Daily Archives: March 2, 2024

Judge skeptical of lawsuit brought by Elon Musk’s X over hate speech research – NPR

Posted: March 2, 2024 at 2:25 pm

Elon Musk departs the Phillip Burton Federal Building and United States Court House in San Francisco, on Tuesday, Jan. 24, 2023. Benjamin Fanjoy/AP hide caption

Elon Musk departs the Phillip Burton Federal Building and United States Court House in San Francisco, on Tuesday, Jan. 24, 2023.

A federal judge in San Francisco appears poised to toss a lawsuit brought by Elon's Musk's X against a nonprofit that found the platform allowed hate speech to spread on the site once known as Twitter.

Last year, lawyers for X sued the Center for Countering Digital Hate, claiming the group improperly scraped X to prepare damning reports about the proliferation of hate speech on the site.

But in a hearing over Zoom on Thursday, U.S. District Judge Charles Breyer appeared highly skeptical of the case, devoting the majority of the proceeding to grilling Musk's lawyer over why the lawsuit was brought at all.

Jon Hawk, X's lawyer, said at core the suit is about honoring data security agreements to protect the platform's users.

Breyer was unconvinced.

"You put that in terms of safety, and I've got to tell you, I guess you can use that word, but I can't think of anything basically more antithetical to the First Amendment than this process of silencing people from publicly disseminated information once it's been published," Breyer said.

"You're trying to shoehorn this theory by using these words into a viable breach of contract claim," the judge added.

X contends that the CCDH violated the platform's terms of service by using a third-party tool called Brandwatch to analyze posts on the site to prepare reports critical of X.

The social media company argued that, in the process, CCDH gained unauthorized access to nonpublic data.

Much of Thursday's hearing turned on what exactly constitutes scraping and whether the center did indeed violate X's terms of service by collecting data for its reports.

X is seeking damages from the center, arguing that the platform lost tens of millions of dollars from advertisers fleeing the site in the wake of the nonprofit's findings.

→ Required work
[A] In the article on X's lawsuit, which third-party tool does X say the Center for Countering Digital Hate used to analyze posts on the site?
[B] Write the next few paragraphs of the article on X's lawsuit, picking up after its final sentence.
The entries after the article on X's lawsuit aren't needed for anything here.

→ Material

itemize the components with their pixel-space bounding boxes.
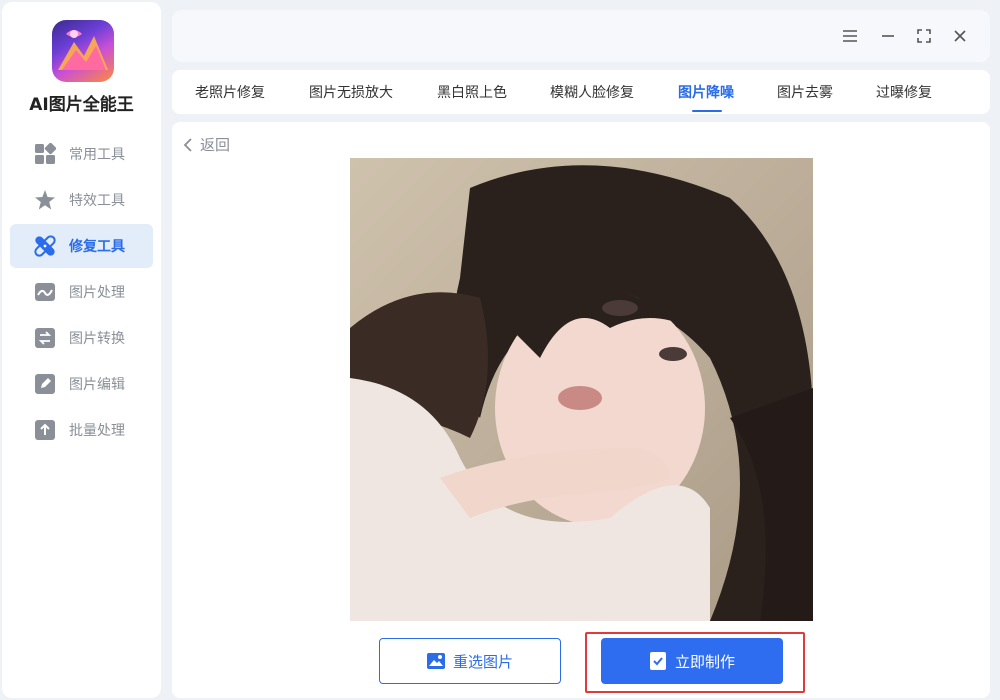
sidebar: AI图片全能王 常用工具 特效工具 修复工具 图片处理 图片转换 图片编辑 批量… (2, 2, 161, 698)
main-content: 返回 重选图片 立即制作 (172, 122, 990, 698)
tab-old-photo-repair[interactable]: 老照片修复 (195, 82, 265, 102)
upload-icon (35, 420, 55, 440)
reselect-image-label: 重选图片 (452, 652, 513, 671)
minimize-icon[interactable] (878, 26, 898, 46)
back-label: 返回 (200, 136, 231, 154)
chevron-left-icon (183, 137, 192, 152)
preview-photo (350, 158, 813, 621)
active-tab-indicator (692, 110, 722, 112)
app-title: AI图片全能王 (29, 95, 134, 115)
bandage-icon (34, 235, 56, 257)
back-button[interactable]: 返回 (182, 134, 230, 155)
sidebar-item-label: 常用工具 (69, 147, 125, 163)
sidebar-item-effect-tools[interactable]: 特效工具 (10, 178, 153, 222)
title-bar (172, 10, 990, 62)
sidebar-item-label: 修复工具 (69, 239, 125, 255)
sidebar-item-label: 图片处理 (69, 285, 125, 301)
tab-dehaze[interactable]: 图片去雾 (777, 82, 833, 102)
sidebar-item-label: 图片转换 (69, 331, 125, 347)
make-now-label: 立即制作 (674, 652, 735, 671)
document-check-icon (649, 652, 666, 670)
edit-icon (35, 374, 55, 394)
sidebar-item-label: 图片编辑 (69, 377, 125, 393)
sidebar-item-image-processing[interactable]: 图片处理 (10, 270, 153, 314)
reselect-image-button[interactable]: 重选图片 (379, 638, 561, 684)
sidebar-item-image-convert[interactable]: 图片转换 (10, 316, 153, 360)
tab-lossless-upscale[interactable]: 图片无损放大 (309, 82, 393, 102)
convert-icon (35, 328, 55, 348)
sidebar-item-repair-tools[interactable]: 修复工具 (10, 224, 153, 268)
tab-colorize[interactable]: 黑白照上色 (437, 82, 507, 102)
maximize-icon[interactable] (914, 26, 934, 46)
tool-tabs: 老照片修复 图片无损放大 黑白照上色 模糊人脸修复 图片降噪 图片去雾 过曝修复 (172, 70, 990, 114)
sidebar-item-label: 特效工具 (69, 193, 125, 209)
sidebar-item-label: 批量处理 (69, 423, 125, 439)
app-logo (52, 20, 114, 82)
close-icon[interactable] (950, 26, 970, 46)
tab-denoise[interactable]: 图片降噪 (678, 82, 734, 102)
sidebar-item-batch-processing[interactable]: 批量处理 (10, 408, 153, 452)
sidebar-item-common-tools[interactable]: 常用工具 (10, 132, 153, 176)
image-icon (426, 653, 445, 669)
tab-overexposure-repair[interactable]: 过曝修复 (876, 82, 932, 102)
menu-icon[interactable] (840, 26, 860, 46)
tab-blurry-face-repair[interactable]: 模糊人脸修复 (550, 82, 634, 102)
grid-icon (35, 143, 56, 164)
image-wave-icon (35, 283, 55, 301)
sidebar-item-image-edit[interactable]: 图片编辑 (10, 362, 153, 406)
star-icon (35, 190, 55, 210)
make-now-button[interactable]: 立即制作 (601, 638, 783, 684)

→ Answer set
[A] Brandwatch.

[B]
But in order to make this case, X had to show the group knew the financial loss was "foreseeable" when it started its account and began abiding by Twitter's terms of service, in 2019, before Musk acquired the site.

X lawyer Hawk argued that the platform's terms of service state that the rules for the site could change at any time, including that suspended users whom the group says spread hate speech could be reinstated.

And so, Hawk said, if changes to the rules were foreseeable, then the financial loss from its reports on users spreading hate should have also been foreseeable.

This logic confused and frustrated the judge.

"That, of course, reduces foreseeability to one of the most vapid extensions of law I've ever heard," Breyer said.

John Quinn, an attorney for CCDH, said the researchers' use of the third-party search tool never accessed non-public posts

"This idea that this is about data security, this is about user data, there was something to investigate, is implausible," Quinn said.

Among CCDH's reports was one highlighting how X took no action against 99 out of 100 users it flagged for posting hate, including racism, homophobia and Neo-Nazism.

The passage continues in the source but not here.